▸ Exercise tasks:
1/ Could you reproduce everything in the G20 column from "The new global" down to "to future cooperation.", without changing a word?
2/ Can you restate the paragraph of the G20 column that begins "None of this deters the EU team" in fewer words, keeping its main facts?
3/ What might come next in the G20 column? Continue it from its final paragraph.

▸ Page extract:
Representatives of some 20 nations arrive here tomorrow to erect a new architecture to house the world’s financial system — “a new global order”, is the description British Prime Minister Gordon Brown uses for this project.
To prepare for this meeting of the G20 industrialized and emerging nations, Europe’s leaders set down the principles they intend to have President Bush sign onto. And — get this — they gave America a 100-day deadline to agree to their plans.
France and Germany want the International Monetary Fund (IMF) to become a global supervisor of regulators, and Brown wants the G20 to agree to a coordinated stimulus package.
The Europeans want the IMF to operate “an early warning system and a crisis prevention mechanism for the whole world.”
Two problems. The first is that the IMF wants no part of such a job. Dominique Strauss Kahn, managing director of the IMF, told the Financial Times, “I don’t think you can have a mechanical system with red lights and green lights and sometimes, country by country, the light goes from green to red.”
The second is that economists are not very good at forecasting economic conditions. As columnist Robert Samuelson points out in his new book, “The Great Inflation and its Aftermath”, economists at the Federal Reserve Board and in government have consistently made large and consequential forecasting errors, with “devastating” consequences.
When so accomplished a forecaster as former Fed chairman Alan Greenspan admits that he got it wrong, the anointing of an all-seeing international forecaster as a policymaker does not automatically recommend itself.
None of this deters the EU team, which is determined to substitute the European model of capitalism for the less heavily regulated American version — a long-time goal of the French, who also favor protectionism and rules to make sure that foreign investors do not get control of European companies. Just the policy that in the past has turned recessions into major depressions.
The new global order, those who have not studied history contend, is to be modeled on the Bretton Woods agreement of 1944.
Never mind that the agreement depended heavily on some control of the international flow of capital, and on fixed exchange rates, neither feasible in today’s globalized economy.
Or that, as John Maynard Keynes, the architect of the Bretton Woods agreement, told the House of Lords “We intend to retain control of our domestic rate of interest” — something that members of the eurozone forfeited when they dropped their own currencies and adopted the euro. Keynes cared more about national sovereignty than this weekend’s guests.
This is not to say that the meeting will be a complete waste of time. There is the intangible benefit of the creation of personal relationships that might contribute to future cooperation.

▸ Data shown:
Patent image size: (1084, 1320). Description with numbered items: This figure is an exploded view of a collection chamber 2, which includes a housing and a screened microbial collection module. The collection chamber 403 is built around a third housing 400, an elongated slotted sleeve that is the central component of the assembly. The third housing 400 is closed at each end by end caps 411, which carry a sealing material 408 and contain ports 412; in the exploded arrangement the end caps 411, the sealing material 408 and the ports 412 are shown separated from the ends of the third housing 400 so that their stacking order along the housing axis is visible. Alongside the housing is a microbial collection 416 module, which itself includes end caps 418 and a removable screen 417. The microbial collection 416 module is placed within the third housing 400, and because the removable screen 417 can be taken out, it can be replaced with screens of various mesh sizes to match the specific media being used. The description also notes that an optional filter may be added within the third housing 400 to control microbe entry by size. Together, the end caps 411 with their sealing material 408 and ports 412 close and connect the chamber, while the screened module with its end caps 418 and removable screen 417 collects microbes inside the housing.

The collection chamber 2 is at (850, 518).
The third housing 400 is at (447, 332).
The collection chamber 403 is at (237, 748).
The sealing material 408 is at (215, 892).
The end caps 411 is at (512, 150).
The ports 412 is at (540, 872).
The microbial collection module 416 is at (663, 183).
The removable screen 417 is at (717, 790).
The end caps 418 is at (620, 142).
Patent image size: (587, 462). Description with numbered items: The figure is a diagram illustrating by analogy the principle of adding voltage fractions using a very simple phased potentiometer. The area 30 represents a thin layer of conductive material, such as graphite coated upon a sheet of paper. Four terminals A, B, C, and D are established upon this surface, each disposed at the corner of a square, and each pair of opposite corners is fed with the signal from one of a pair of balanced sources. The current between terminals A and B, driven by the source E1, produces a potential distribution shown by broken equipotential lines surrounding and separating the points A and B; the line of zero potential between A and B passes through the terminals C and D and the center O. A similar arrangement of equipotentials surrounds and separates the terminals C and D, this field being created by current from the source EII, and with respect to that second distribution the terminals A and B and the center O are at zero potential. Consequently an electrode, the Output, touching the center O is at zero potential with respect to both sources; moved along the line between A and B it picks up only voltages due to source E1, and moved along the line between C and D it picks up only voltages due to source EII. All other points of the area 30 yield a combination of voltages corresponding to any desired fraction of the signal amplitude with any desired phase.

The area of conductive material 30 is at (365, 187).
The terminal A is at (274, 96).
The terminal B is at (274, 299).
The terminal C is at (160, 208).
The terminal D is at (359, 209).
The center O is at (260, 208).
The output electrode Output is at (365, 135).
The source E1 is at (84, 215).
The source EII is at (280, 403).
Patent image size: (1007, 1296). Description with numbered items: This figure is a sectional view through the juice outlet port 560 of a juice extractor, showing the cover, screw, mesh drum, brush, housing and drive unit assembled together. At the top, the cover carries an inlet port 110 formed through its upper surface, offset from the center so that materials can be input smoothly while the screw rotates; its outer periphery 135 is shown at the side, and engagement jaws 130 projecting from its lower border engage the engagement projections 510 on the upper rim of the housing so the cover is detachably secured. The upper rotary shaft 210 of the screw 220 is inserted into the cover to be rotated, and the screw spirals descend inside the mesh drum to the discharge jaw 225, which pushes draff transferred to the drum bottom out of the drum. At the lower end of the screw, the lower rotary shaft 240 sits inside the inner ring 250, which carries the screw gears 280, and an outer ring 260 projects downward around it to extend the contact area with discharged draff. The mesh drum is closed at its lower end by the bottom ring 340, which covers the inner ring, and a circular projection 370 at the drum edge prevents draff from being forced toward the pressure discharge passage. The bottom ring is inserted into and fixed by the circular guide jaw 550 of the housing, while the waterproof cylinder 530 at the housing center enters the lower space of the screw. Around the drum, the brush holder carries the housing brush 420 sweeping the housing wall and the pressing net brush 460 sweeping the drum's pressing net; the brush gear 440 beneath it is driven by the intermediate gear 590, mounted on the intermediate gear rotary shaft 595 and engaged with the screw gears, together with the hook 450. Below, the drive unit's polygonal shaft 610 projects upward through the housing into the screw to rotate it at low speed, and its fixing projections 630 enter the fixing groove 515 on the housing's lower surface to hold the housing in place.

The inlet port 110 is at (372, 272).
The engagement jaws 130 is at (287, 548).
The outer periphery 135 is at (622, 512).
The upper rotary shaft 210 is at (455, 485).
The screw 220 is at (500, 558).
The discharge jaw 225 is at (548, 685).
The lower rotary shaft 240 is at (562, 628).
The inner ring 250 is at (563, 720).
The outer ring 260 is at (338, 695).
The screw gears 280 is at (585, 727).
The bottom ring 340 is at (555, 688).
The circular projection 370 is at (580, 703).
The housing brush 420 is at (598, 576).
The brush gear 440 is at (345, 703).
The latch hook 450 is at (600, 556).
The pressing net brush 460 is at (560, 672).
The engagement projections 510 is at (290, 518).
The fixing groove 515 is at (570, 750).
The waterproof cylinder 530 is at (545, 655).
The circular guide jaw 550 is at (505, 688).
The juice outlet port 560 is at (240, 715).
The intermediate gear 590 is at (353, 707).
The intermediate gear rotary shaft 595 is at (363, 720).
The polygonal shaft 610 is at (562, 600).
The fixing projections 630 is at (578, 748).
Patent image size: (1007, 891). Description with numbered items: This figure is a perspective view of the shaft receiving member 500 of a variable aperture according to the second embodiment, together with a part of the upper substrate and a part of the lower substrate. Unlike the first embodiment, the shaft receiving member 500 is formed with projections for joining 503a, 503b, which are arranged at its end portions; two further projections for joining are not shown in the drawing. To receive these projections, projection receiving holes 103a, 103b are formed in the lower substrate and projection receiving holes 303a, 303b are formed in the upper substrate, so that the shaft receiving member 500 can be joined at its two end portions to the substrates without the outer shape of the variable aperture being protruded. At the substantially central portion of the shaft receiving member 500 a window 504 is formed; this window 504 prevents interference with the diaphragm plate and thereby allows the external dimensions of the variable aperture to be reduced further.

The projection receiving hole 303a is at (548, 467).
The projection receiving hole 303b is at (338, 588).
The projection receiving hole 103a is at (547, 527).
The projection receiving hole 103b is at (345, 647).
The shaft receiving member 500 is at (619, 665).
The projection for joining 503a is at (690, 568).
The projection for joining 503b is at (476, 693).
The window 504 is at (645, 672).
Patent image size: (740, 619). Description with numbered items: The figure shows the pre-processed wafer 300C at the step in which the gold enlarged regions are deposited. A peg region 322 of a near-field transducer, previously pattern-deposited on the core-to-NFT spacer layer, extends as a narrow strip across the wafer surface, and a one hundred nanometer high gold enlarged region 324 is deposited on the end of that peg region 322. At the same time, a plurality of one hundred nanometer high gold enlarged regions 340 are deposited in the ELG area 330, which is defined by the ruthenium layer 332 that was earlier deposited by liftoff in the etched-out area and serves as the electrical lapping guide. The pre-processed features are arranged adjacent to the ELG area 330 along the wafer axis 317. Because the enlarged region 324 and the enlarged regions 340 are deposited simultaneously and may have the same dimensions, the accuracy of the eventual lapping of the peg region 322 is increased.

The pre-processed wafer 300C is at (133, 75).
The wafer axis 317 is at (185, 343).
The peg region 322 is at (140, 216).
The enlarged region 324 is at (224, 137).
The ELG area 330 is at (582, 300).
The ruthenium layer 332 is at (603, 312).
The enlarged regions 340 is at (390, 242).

▸ Answers for the tasks:
1/
The new global order, those who have not studied history contend, is to be modeled on the Bretton Woods agreement of 1944.
Never mind that the agreement depended heavily on some control of the international flow of capital, and on fixed exchange rates, neither feasible in today’s globalized economy.
Or that, as John Maynard Keynes, the architect of the Bretton Woods agreement, told the House of Lords “We intend to retain control of our domestic rate of interest” — something that members of the eurozone forfeited when they dropped their own currencies and adopted the euro. Keynes cared more about national sovereignty than this weekend’s guests.
This is not to say that the meeting will be a complete waste of time. There is the intangible benefit of the creation of personal relationships that might contribute to future cooperation.

2/ The EU team is undeterred and aims to replace the less regulated American model of capitalism with the European one, a long-held French goal. The French also favor protectionism and rules that keep foreign investors from gaining control of European companies, a policy that has turned past recessions into major depressions.

3/
Keynes’ closing speech at Bretton Woods referred glowingly to “new friendships sealed and new intimacies formed.”
Then, too, there is the fact that the G8 industrialized nations have finally recognized that it is important to include emerging economies in such jamborees, both to tap their huge currency reserves and to reduce grumbles about exclusion from the corridors of power.
Until now, the countries that need money have been attempting to dictate terms to those who have it to lend. That can’t work.
But in the end this talking shop will reach no meaningful and binding decisions. The Bush administration wants nothing to do with supranational regulatory authorities, and anyhow is busy packing.
And the incoming Obama team has no intention of signing on to such a program, either before it takes office or during the 100-day deadline — counting starts on Saturday — that the EU has set, as if it could determine the new president’s priorities.
Bush is a gracious host, as the Obamas learned when they visited the White House earlier in the week, and so will acquiesce in a pleasant but vacuous communiqué.
But neither he nor in all likelihood his successor will want to replace the current quite flexible but effective system of informal international coordination that has developed during this crisis with a more rigid architecture. The financial system needs reform; it doesn’t need straitjacketing international regulation.
My guess is that John Maynard Keynes would endorse the skepticism of the American side. He least of all would want to see the world’s leaders bound by what he called “some academic scribbler of a few years back,” even if he is that scribbler.
Examiner columnist Irwin Stelzer is a senior fellow and director of the Hudson Institute’s Center for Economic Studies.